(ITEMS)

========================================================================

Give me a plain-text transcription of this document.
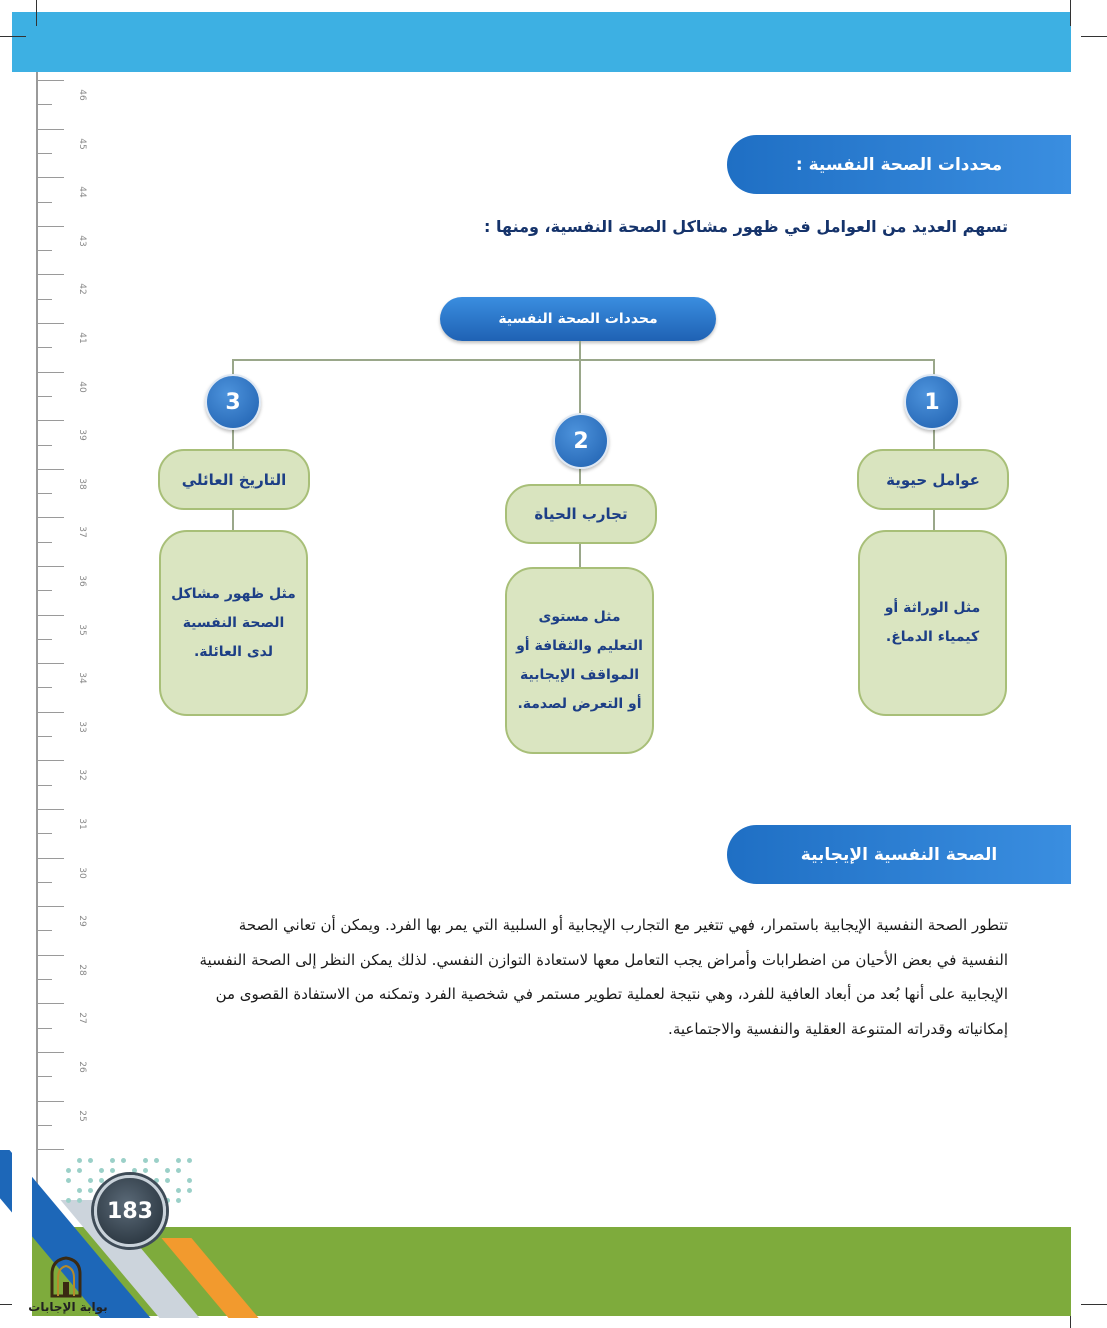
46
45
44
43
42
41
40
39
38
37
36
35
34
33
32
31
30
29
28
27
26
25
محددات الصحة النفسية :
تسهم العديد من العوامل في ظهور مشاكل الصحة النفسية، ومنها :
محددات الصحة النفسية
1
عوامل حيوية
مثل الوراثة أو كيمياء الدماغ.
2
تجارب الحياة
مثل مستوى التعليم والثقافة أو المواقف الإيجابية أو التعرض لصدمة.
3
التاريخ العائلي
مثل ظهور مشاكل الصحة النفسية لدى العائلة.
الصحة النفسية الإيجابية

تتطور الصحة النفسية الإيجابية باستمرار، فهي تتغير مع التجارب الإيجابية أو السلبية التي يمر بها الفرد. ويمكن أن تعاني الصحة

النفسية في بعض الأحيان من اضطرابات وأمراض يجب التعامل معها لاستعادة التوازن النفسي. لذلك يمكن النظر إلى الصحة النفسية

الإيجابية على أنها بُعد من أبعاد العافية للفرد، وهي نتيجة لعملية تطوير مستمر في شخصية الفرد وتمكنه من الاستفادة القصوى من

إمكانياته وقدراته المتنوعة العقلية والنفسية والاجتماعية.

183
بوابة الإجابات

========================================================================

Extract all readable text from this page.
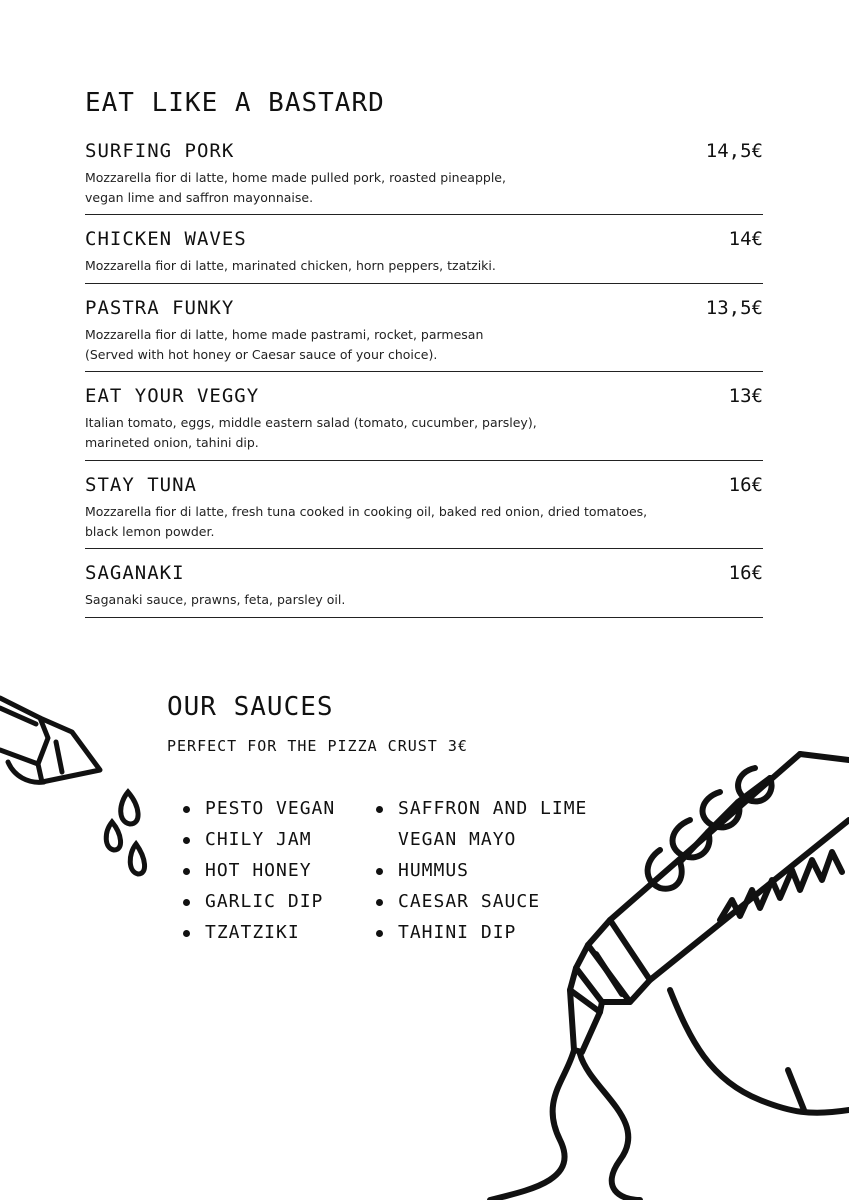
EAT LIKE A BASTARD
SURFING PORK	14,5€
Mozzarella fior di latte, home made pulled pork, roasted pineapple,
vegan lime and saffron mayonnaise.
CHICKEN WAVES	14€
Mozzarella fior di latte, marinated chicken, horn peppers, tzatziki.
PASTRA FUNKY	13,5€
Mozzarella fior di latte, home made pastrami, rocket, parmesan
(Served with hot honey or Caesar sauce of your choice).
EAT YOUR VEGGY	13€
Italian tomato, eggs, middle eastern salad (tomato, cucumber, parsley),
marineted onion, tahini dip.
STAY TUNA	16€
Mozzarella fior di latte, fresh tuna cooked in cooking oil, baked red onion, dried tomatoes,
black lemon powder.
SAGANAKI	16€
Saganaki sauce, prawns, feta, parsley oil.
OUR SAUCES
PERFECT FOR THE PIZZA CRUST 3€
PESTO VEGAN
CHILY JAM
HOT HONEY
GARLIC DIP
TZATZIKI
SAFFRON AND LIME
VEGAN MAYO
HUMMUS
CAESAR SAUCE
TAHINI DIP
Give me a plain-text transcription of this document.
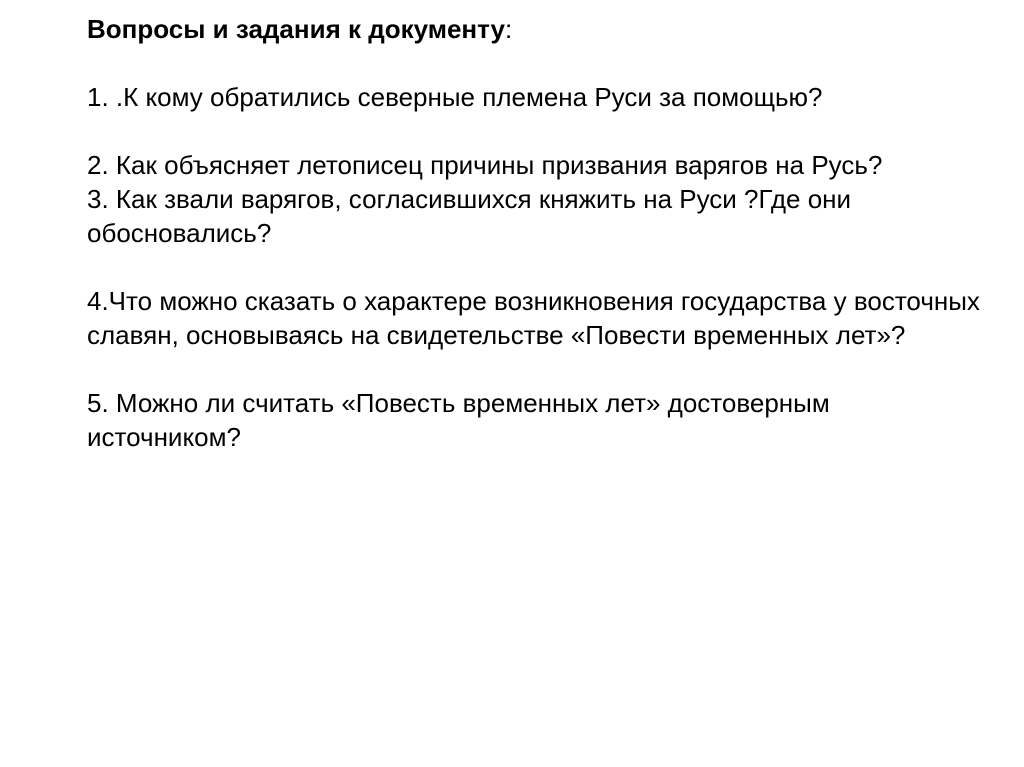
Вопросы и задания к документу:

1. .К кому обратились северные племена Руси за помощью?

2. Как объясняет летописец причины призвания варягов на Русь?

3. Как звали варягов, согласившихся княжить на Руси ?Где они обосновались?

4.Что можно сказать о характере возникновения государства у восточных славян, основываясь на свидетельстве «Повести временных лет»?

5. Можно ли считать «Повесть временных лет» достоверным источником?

========================================================================

(EXERCISE BRIEF) The word "временных" may appear on some lines. Report how many lines hold it, giving the number alone.

(FULL SOLUTION) 2